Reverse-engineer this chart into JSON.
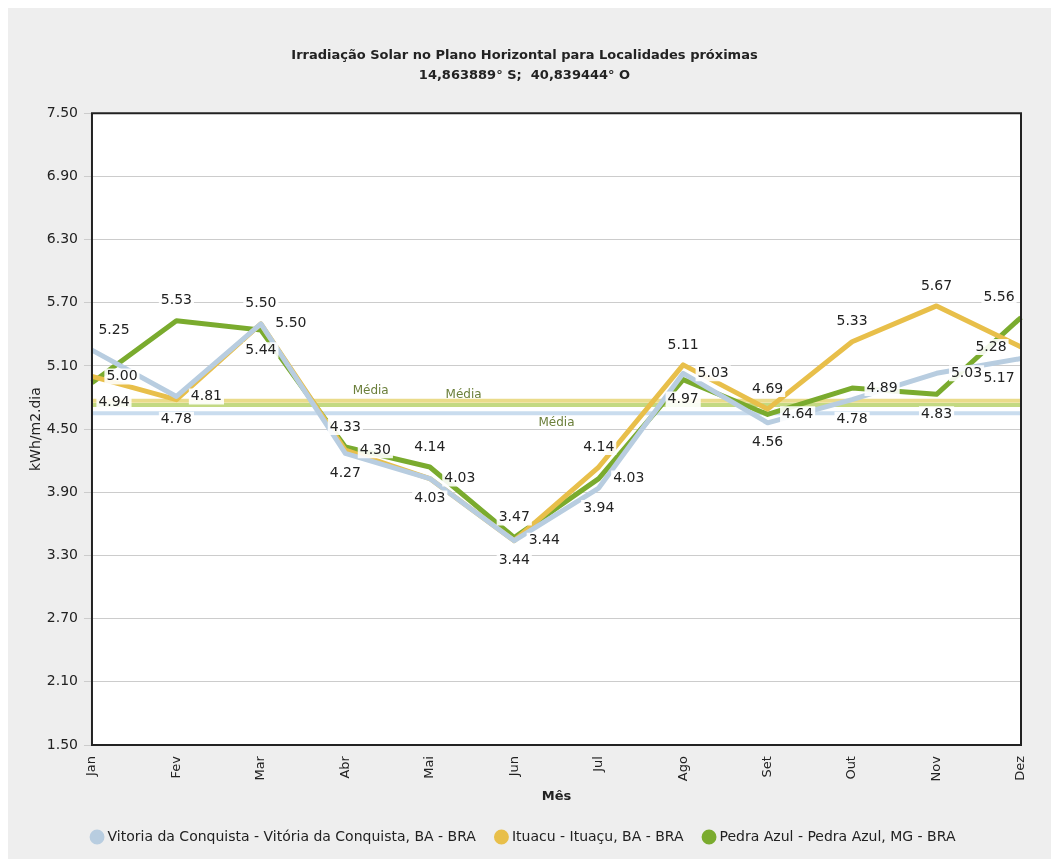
{
  "chart_data": {
    "type": "line",
    "title": "Irradiação Solar no Plano Horizontal para Localidades próximas",
    "subtitle": "14,863889° S;  40,839444° O",
    "xlabel": "Mês",
    "ylabel": "kWh/m2.dia",
    "categories": [
      "Jan",
      "Fev",
      "Mar",
      "Abr",
      "Mai",
      "Jun",
      "Jul",
      "Ago",
      "Set",
      "Out",
      "Nov",
      "Dez"
    ],
    "series": [
      {
        "name": "Vitoria da Conquista - Vitória da Conquista, BA - BRA",
        "color": "#b8cde0",
        "values": [
          5.25,
          4.81,
          5.5,
          4.27,
          4.03,
          3.44,
          3.94,
          5.03,
          4.56,
          4.78,
          5.03,
          5.17
        ],
        "value_labels": [
          "5.25",
          "4.81",
          "5.50",
          "4.27",
          "4.03",
          "3.44",
          "3.94",
          "5.03",
          "4.56",
          "4.78",
          "5.03",
          "5.17"
        ]
      },
      {
        "name": "Ituacu - Ituaçu, BA - BRA",
        "color": "#e8bf4a",
        "values": [
          5.0,
          4.78,
          5.5,
          4.3,
          4.03,
          3.44,
          4.14,
          5.11,
          4.69,
          5.33,
          5.67,
          5.28
        ],
        "value_labels": [
          "5.00",
          "4.78",
          "5.50",
          "4.30",
          "4.03",
          "3.44",
          "4.14",
          "5.11",
          "4.69",
          "5.33",
          "5.67",
          "5.28"
        ]
      },
      {
        "name": "Pedra Azul - Pedra Azul, MG - BRA",
        "color": "#7aab2e",
        "values": [
          4.94,
          5.53,
          5.44,
          4.33,
          4.14,
          3.47,
          4.03,
          4.97,
          4.64,
          4.89,
          4.83,
          5.56
        ],
        "value_labels": [
          "4.94",
          "5.53",
          "5.44",
          "4.33",
          "4.14",
          "3.47",
          "4.03",
          "4.97",
          "4.64",
          "4.89",
          "4.83",
          "5.56"
        ]
      }
    ],
    "ref_lines": [
      {
        "axis": "y",
        "value": 4.65,
        "label": "Média",
        "color": "#c9dcee"
      },
      {
        "axis": "y",
        "value": 4.77,
        "label": "Média",
        "color": "#eadb8a"
      },
      {
        "axis": "y",
        "value": 4.73,
        "label": "Média",
        "color": "#c3d982"
      }
    ],
    "ylim": [
      1.5,
      7.5
    ],
    "yticks": [
      "1.50",
      "2.10",
      "2.70",
      "3.30",
      "3.90",
      "4.50",
      "5.10",
      "5.70",
      "6.30",
      "6.90",
      "7.50"
    ],
    "grid": "y",
    "legend": "bottom",
    "marker": "none"
  }
}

§ **The task**:
Report only how many lines in the entries contain "color".

§ **Reply**:
6